··· Information given ···
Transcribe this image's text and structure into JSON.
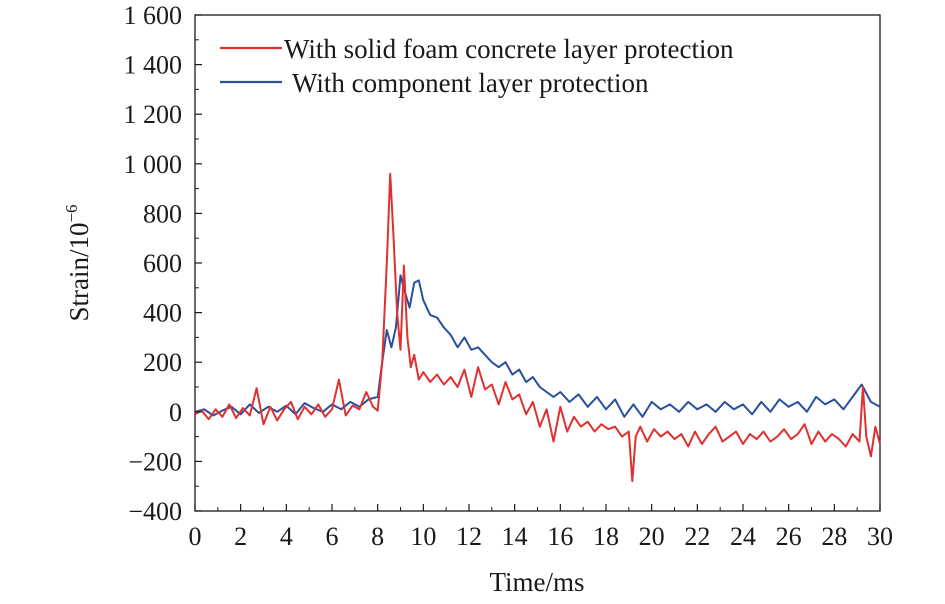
{
  "chart_data": {
    "type": "line",
    "title": "",
    "xlabel": "Time/ms",
    "ylabel": "Strain/10",
    "ylabel_exponent": "−6",
    "xlim": [
      0,
      30
    ],
    "ylim": [
      -400,
      1600
    ],
    "grid": false,
    "legend_position": "top-left",
    "x_ticks": [
      0,
      2,
      4,
      6,
      8,
      10,
      12,
      14,
      16,
      18,
      20,
      22,
      24,
      26,
      28,
      30
    ],
    "x_tick_labels": [
      "0",
      "2",
      "4",
      "6",
      "8",
      "10",
      "12",
      "14",
      "16",
      "18",
      "20",
      "22",
      "24",
      "26",
      "28",
      "30"
    ],
    "y_ticks": [
      -400,
      -200,
      0,
      200,
      400,
      600,
      800,
      1000,
      1200,
      1400,
      1600
    ],
    "y_tick_labels": [
      "−400",
      "−200",
      "0",
      "200",
      "400",
      "600",
      "800",
      "1 000",
      "1 200",
      "1 400",
      "1 600"
    ],
    "series": [
      {
        "name": "With solid foam concrete layer protection",
        "color": "#e03030",
        "x": [
          0,
          0.3,
          0.6,
          0.9,
          1.2,
          1.5,
          1.8,
          2.1,
          2.4,
          2.7,
          3.0,
          3.3,
          3.6,
          3.9,
          4.2,
          4.5,
          4.8,
          5.1,
          5.4,
          5.7,
          6.0,
          6.3,
          6.6,
          6.9,
          7.2,
          7.5,
          7.8,
          8.0,
          8.2,
          8.4,
          8.55,
          8.7,
          8.85,
          9.0,
          9.15,
          9.3,
          9.45,
          9.6,
          9.8,
          10.0,
          10.3,
          10.6,
          10.9,
          11.2,
          11.5,
          11.8,
          12.1,
          12.4,
          12.7,
          13.0,
          13.3,
          13.6,
          13.9,
          14.2,
          14.5,
          14.8,
          15.1,
          15.4,
          15.7,
          16.0,
          16.3,
          16.6,
          16.9,
          17.2,
          17.5,
          17.8,
          18.1,
          18.4,
          18.7,
          19.0,
          19.15,
          19.3,
          19.5,
          19.8,
          20.1,
          20.4,
          20.7,
          21.0,
          21.3,
          21.6,
          21.9,
          22.2,
          22.5,
          22.8,
          23.1,
          23.4,
          23.7,
          24.0,
          24.3,
          24.6,
          24.9,
          25.2,
          25.5,
          25.8,
          26.1,
          26.4,
          26.7,
          27.0,
          27.3,
          27.6,
          27.9,
          28.2,
          28.5,
          28.8,
          29.1,
          29.25,
          29.4,
          29.6,
          29.8,
          30.0
        ],
        "y": [
          -10,
          5,
          -30,
          10,
          -20,
          30,
          -25,
          15,
          -15,
          95,
          -50,
          20,
          -35,
          10,
          40,
          -30,
          20,
          -10,
          30,
          -20,
          10,
          130,
          -15,
          25,
          10,
          80,
          20,
          5,
          200,
          600,
          960,
          700,
          400,
          250,
          590,
          300,
          180,
          230,
          130,
          160,
          120,
          150,
          110,
          140,
          100,
          170,
          60,
          180,
          90,
          110,
          30,
          120,
          50,
          70,
          -10,
          40,
          -60,
          10,
          -120,
          20,
          -80,
          -20,
          -60,
          -40,
          -80,
          -50,
          -70,
          -60,
          -100,
          -80,
          -280,
          -100,
          -60,
          -120,
          -70,
          -100,
          -80,
          -110,
          -90,
          -140,
          -80,
          -130,
          -90,
          -60,
          -120,
          -100,
          -80,
          -130,
          -90,
          -110,
          -80,
          -120,
          -100,
          -70,
          -110,
          -90,
          -50,
          -130,
          -80,
          -120,
          -90,
          -110,
          -140,
          -90,
          -120,
          100,
          -100,
          -180,
          -60,
          -130
        ]
      },
      {
        "name": "With component layer protection",
        "color": "#2a4f9c",
        "x": [
          0,
          0.4,
          0.8,
          1.2,
          1.6,
          2.0,
          2.4,
          2.8,
          3.2,
          3.6,
          4.0,
          4.4,
          4.8,
          5.2,
          5.6,
          6.0,
          6.4,
          6.8,
          7.2,
          7.6,
          8.0,
          8.2,
          8.4,
          8.6,
          8.8,
          9.0,
          9.2,
          9.4,
          9.6,
          9.8,
          10.0,
          10.3,
          10.6,
          10.9,
          11.2,
          11.5,
          11.8,
          12.1,
          12.4,
          12.7,
          13.0,
          13.3,
          13.6,
          13.9,
          14.2,
          14.5,
          14.8,
          15.1,
          15.4,
          15.7,
          16.0,
          16.4,
          16.8,
          17.2,
          17.6,
          18.0,
          18.4,
          18.8,
          19.2,
          19.6,
          20.0,
          20.4,
          20.8,
          21.2,
          21.6,
          22.0,
          22.4,
          22.8,
          23.2,
          23.6,
          24.0,
          24.4,
          24.8,
          25.2,
          25.6,
          26.0,
          26.4,
          26.8,
          27.2,
          27.6,
          28.0,
          28.4,
          28.8,
          29.2,
          29.6,
          30.0
        ],
        "y": [
          0,
          10,
          -15,
          5,
          20,
          -10,
          30,
          -5,
          20,
          0,
          25,
          -10,
          35,
          15,
          0,
          30,
          10,
          40,
          20,
          50,
          60,
          200,
          330,
          260,
          340,
          550,
          480,
          420,
          520,
          530,
          450,
          390,
          380,
          340,
          310,
          260,
          300,
          250,
          260,
          230,
          200,
          180,
          200,
          150,
          170,
          120,
          140,
          100,
          80,
          60,
          80,
          40,
          70,
          20,
          60,
          10,
          50,
          -20,
          30,
          -20,
          40,
          10,
          30,
          0,
          40,
          10,
          30,
          0,
          40,
          10,
          30,
          -10,
          40,
          0,
          50,
          20,
          40,
          0,
          60,
          30,
          50,
          10,
          60,
          110,
          40,
          20
        ]
      }
    ]
  }
}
···
Task objective: From the material above, copy each line that includes the word "name".

Answer in full:
        "name": "With solid foam concrete layer protection",
        "name": "With component layer protection",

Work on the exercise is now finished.